--- Start ---

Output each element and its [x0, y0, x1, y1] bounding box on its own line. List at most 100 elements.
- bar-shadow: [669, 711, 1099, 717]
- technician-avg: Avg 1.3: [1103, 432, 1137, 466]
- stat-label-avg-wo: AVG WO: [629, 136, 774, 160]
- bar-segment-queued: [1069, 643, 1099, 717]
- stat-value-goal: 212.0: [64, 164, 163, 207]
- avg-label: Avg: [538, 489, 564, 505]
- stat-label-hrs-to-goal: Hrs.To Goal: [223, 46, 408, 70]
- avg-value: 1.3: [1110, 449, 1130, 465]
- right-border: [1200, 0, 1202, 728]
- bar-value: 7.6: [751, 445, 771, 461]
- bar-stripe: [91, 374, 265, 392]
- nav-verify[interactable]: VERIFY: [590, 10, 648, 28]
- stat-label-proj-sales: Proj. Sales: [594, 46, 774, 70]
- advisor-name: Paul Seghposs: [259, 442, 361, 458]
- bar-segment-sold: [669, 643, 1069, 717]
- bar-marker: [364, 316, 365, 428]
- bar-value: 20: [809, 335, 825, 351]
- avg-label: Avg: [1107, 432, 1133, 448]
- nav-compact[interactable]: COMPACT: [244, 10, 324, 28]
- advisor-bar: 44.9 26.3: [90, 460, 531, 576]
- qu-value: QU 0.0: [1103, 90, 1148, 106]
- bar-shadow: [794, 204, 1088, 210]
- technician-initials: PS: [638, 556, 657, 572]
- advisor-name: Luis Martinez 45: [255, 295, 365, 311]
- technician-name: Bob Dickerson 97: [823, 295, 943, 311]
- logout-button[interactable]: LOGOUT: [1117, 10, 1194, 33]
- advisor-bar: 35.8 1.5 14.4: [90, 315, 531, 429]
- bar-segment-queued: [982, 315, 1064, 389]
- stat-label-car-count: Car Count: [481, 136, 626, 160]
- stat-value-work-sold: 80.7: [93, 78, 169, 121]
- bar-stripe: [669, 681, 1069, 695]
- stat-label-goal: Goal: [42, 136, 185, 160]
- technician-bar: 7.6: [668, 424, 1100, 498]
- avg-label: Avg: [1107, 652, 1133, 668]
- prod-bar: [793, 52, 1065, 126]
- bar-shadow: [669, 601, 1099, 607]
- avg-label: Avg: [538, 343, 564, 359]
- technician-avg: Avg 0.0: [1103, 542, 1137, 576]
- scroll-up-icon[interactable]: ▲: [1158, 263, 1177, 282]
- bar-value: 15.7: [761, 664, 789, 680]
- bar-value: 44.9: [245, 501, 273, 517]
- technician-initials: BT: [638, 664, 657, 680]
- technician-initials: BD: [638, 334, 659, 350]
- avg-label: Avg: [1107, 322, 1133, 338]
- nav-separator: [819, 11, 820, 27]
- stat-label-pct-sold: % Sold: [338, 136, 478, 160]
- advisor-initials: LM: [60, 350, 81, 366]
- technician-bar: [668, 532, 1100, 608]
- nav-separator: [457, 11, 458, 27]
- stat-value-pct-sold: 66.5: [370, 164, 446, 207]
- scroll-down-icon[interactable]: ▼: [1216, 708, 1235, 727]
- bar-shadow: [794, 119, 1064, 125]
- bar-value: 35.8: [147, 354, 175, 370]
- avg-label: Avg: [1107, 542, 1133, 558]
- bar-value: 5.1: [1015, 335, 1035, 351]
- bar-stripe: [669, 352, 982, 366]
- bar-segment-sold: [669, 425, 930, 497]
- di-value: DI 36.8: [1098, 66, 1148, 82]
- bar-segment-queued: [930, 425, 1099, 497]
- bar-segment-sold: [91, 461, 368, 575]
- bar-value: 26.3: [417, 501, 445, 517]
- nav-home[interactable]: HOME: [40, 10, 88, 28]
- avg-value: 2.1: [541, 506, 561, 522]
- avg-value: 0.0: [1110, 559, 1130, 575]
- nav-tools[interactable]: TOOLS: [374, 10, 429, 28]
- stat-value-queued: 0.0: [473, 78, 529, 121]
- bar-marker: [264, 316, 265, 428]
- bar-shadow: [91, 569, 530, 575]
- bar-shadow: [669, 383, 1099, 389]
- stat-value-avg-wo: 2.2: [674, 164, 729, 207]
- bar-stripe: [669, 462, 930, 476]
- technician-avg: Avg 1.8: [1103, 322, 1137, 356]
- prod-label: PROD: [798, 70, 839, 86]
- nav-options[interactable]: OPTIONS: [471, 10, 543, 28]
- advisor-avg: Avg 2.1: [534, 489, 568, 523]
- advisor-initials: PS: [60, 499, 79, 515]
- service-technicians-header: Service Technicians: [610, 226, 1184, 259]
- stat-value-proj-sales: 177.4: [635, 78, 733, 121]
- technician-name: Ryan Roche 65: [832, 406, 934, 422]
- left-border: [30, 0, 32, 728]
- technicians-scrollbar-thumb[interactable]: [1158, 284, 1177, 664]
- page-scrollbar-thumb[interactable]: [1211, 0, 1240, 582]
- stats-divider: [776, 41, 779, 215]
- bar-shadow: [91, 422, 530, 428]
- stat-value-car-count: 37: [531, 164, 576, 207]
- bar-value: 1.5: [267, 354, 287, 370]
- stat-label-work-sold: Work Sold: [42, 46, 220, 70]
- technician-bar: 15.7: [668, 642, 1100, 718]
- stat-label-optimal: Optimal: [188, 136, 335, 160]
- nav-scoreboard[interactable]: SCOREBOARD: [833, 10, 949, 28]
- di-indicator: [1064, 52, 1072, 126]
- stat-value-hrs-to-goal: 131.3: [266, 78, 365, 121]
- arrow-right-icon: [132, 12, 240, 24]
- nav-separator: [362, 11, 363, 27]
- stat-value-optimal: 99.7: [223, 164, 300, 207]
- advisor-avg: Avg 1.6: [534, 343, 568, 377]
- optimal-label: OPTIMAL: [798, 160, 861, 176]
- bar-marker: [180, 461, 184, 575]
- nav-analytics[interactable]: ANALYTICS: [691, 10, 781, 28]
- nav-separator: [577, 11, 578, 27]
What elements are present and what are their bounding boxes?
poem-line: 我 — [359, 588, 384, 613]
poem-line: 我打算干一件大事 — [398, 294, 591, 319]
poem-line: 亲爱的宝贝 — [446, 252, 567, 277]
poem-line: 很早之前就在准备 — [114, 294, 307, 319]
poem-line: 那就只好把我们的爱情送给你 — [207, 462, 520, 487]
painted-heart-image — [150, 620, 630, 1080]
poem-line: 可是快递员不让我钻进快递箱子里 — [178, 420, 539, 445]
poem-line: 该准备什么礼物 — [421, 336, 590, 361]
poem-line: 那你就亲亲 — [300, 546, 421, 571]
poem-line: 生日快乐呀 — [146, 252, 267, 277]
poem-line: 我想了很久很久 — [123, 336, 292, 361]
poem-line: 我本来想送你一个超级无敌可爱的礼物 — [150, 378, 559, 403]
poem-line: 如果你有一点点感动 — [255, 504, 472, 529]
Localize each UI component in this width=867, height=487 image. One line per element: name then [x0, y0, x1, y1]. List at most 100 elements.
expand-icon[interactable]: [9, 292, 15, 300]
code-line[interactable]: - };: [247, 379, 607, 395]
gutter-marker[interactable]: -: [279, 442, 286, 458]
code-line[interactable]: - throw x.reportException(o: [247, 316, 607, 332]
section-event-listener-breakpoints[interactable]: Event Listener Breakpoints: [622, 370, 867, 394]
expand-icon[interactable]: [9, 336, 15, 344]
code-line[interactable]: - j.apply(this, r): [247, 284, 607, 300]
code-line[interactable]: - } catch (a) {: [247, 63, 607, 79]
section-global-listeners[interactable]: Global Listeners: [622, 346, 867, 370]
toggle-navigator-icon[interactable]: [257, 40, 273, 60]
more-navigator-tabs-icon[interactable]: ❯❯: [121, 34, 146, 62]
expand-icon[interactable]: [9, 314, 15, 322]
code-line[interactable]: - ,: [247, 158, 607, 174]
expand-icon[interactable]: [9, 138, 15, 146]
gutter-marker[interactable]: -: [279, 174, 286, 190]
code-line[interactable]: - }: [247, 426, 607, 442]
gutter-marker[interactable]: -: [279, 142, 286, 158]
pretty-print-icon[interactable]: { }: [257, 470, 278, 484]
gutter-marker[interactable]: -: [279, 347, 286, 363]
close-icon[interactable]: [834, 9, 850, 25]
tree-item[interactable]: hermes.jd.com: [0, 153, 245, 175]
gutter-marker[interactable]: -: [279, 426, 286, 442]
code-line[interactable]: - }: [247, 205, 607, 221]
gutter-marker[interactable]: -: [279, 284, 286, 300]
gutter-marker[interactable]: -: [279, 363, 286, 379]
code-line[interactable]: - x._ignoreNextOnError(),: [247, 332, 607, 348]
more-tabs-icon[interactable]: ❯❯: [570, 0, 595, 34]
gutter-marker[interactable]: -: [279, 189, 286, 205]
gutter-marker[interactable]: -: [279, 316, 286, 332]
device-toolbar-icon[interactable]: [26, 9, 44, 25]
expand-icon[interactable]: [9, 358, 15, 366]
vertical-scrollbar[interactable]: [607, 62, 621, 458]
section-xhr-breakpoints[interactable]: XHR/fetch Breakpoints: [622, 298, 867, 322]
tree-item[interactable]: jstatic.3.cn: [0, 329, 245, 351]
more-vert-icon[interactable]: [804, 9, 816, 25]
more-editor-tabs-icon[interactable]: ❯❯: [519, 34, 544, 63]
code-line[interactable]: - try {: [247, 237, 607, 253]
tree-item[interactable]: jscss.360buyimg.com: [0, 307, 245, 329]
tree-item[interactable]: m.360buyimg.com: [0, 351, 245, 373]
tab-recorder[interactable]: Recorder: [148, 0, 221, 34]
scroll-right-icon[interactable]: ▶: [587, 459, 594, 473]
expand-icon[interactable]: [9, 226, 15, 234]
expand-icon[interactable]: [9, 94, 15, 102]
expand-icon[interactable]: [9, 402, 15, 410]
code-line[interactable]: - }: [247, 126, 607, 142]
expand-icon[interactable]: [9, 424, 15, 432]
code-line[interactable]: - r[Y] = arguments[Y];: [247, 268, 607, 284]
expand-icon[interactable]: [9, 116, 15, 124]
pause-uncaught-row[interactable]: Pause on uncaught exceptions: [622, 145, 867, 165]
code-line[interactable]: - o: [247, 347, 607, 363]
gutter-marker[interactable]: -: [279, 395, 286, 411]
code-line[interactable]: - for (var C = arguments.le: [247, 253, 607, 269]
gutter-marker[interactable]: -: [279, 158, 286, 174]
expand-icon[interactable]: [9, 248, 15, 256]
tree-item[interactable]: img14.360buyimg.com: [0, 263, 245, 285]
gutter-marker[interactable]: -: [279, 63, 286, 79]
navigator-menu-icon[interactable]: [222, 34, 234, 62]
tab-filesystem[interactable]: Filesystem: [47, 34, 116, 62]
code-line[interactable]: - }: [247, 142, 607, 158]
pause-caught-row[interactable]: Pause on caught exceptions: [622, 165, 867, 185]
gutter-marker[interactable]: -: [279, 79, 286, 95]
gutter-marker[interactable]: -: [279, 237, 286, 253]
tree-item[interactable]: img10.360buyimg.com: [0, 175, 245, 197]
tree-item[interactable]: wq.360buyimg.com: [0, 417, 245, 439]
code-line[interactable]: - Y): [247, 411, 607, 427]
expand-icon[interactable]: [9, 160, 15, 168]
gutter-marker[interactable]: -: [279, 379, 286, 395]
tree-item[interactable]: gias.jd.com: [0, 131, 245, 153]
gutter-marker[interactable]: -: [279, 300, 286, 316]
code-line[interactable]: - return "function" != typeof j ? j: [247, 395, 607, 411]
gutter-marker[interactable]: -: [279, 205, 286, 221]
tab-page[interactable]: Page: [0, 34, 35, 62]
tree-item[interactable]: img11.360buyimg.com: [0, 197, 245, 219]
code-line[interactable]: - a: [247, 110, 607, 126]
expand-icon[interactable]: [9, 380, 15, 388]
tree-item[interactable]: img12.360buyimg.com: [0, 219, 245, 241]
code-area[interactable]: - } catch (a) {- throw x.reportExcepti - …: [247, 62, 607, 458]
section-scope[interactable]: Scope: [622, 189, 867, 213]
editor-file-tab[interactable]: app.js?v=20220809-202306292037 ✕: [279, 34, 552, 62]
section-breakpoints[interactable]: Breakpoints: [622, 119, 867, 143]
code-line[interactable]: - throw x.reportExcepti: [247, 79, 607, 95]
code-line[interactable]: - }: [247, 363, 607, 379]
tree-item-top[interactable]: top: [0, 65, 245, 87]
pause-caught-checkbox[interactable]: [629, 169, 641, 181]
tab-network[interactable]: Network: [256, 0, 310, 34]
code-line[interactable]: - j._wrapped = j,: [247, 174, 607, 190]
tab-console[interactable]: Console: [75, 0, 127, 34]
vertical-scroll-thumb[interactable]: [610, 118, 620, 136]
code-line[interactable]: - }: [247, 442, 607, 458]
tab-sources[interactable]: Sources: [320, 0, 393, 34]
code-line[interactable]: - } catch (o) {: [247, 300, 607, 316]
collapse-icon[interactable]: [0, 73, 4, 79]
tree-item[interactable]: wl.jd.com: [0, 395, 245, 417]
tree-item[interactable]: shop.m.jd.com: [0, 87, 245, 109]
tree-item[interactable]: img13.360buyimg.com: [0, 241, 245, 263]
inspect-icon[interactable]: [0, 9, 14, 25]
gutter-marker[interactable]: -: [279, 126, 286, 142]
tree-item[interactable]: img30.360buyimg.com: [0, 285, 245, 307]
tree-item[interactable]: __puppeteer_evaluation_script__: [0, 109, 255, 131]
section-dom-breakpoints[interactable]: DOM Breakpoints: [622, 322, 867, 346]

--- End ---

### Your objective
Copy out verbatim the stretch of material from its first line through the line containing "- bar-value: 7.6: [751, 445, 771, 461]", with both ends included.

### Result of this task
Output each element and its [x0, y0, x1, y1] bounding box on its own line. List at most 100 elements.
- bar-shadow: [669, 711, 1099, 717]
- technician-avg: Avg 1.3: [1103, 432, 1137, 466]
- stat-label-avg-wo: AVG WO: [629, 136, 774, 160]
- bar-segment-queued: [1069, 643, 1099, 717]
- stat-value-goal: 212.0: [64, 164, 163, 207]
- avg-label: Avg: [538, 489, 564, 505]
- stat-label-hrs-to-goal: Hrs.To Goal: [223, 46, 408, 70]
- avg-value: 1.3: [1110, 449, 1130, 465]
- right-border: [1200, 0, 1202, 728]
- bar-value: 7.6: [751, 445, 771, 461]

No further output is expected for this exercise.